## Problem to work on
Check each line of the records below for the word "обрóкъ" and copy those where it appears.

### Input rows

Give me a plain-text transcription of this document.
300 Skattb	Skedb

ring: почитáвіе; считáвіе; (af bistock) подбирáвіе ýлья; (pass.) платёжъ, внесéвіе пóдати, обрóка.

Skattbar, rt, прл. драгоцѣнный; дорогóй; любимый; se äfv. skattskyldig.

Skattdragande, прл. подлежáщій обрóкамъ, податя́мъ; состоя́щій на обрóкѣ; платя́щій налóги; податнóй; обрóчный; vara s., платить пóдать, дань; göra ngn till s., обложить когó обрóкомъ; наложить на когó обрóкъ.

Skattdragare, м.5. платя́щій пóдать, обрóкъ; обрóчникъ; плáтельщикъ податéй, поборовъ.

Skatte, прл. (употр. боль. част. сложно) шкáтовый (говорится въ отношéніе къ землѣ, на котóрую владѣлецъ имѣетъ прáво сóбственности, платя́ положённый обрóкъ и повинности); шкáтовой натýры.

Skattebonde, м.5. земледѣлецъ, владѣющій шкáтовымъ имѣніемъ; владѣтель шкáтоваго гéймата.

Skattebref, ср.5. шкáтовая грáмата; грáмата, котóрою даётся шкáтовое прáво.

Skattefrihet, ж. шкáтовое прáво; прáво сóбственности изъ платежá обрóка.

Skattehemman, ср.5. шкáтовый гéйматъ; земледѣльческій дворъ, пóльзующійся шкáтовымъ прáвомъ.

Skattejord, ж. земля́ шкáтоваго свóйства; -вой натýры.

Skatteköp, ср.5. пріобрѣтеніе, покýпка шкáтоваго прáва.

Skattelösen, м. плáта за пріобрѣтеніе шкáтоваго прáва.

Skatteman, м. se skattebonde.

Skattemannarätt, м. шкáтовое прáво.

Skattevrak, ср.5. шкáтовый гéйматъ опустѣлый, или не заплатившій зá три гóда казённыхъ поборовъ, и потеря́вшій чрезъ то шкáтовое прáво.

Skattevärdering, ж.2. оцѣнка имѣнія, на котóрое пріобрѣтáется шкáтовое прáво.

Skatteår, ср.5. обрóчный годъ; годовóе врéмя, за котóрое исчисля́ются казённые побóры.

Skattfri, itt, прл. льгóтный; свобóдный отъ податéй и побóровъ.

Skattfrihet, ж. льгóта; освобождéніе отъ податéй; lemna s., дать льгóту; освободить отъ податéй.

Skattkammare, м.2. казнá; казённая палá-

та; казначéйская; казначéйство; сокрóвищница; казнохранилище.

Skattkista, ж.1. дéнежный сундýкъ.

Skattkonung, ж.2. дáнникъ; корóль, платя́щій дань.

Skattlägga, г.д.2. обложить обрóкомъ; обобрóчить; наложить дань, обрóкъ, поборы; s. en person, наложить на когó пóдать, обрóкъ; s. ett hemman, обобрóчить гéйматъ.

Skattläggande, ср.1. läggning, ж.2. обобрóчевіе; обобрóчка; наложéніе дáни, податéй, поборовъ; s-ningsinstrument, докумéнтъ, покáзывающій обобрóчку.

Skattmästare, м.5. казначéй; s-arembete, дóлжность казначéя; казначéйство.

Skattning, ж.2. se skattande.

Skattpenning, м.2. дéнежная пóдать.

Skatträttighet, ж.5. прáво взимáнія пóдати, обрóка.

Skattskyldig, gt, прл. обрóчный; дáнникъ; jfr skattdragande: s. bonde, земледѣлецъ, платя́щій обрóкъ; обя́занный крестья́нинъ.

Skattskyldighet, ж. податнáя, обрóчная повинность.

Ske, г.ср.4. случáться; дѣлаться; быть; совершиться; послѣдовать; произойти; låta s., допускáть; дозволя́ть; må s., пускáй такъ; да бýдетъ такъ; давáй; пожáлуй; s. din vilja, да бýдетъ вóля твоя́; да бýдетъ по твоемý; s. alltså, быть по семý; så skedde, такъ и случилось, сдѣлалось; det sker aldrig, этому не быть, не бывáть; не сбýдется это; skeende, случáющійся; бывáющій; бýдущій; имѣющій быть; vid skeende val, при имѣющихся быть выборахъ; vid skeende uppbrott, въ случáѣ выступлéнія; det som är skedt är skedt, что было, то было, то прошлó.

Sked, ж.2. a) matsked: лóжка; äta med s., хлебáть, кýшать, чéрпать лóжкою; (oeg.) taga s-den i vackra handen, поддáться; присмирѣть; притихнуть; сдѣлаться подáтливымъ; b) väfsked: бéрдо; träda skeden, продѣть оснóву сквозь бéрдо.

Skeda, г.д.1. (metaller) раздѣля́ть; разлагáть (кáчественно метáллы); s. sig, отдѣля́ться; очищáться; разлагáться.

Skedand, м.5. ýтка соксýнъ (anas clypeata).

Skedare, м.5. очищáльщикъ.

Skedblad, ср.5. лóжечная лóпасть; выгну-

######

## Exercise solution
Skattdragande, прл. подлежáщій обрóкамъ, податя́мъ; состоя́щій на обрóкѣ; платя́щій налóги; податнóй; обрóчный; vara s., платить пóдать, дань; göra ngn till s., обложить когó обрóкомъ; наложить на когó обрóкъ.
Skattdragare, м.5. платя́щій пóдать, обрóкъ; обрóчникъ; плáтельщикъ податéй, поборовъ.
Skatte, прл. (употр. боль. част. сложно) шкáтовый (говорится въ отношéніе къ землѣ, на котóрую владѣлецъ имѣетъ прáво сóбственности, платя́ положённый обрóкъ и повинности); шкáтовой натýры.
Skattlägga, г.д.2. обложить обрóкомъ; обобрóчить; наложить дань, обрóкъ, поборы; s. en person, наложить на когó пóдать, обрóкъ; s. ett hemman, обобрóчить гéйматъ.
Skattskyldig, gt, прл. обрóчный; дáнникъ; jfr skattdragande: s. bonde, земледѣлецъ, платя́щій обрóкъ; обя́занный крестья́нинъ.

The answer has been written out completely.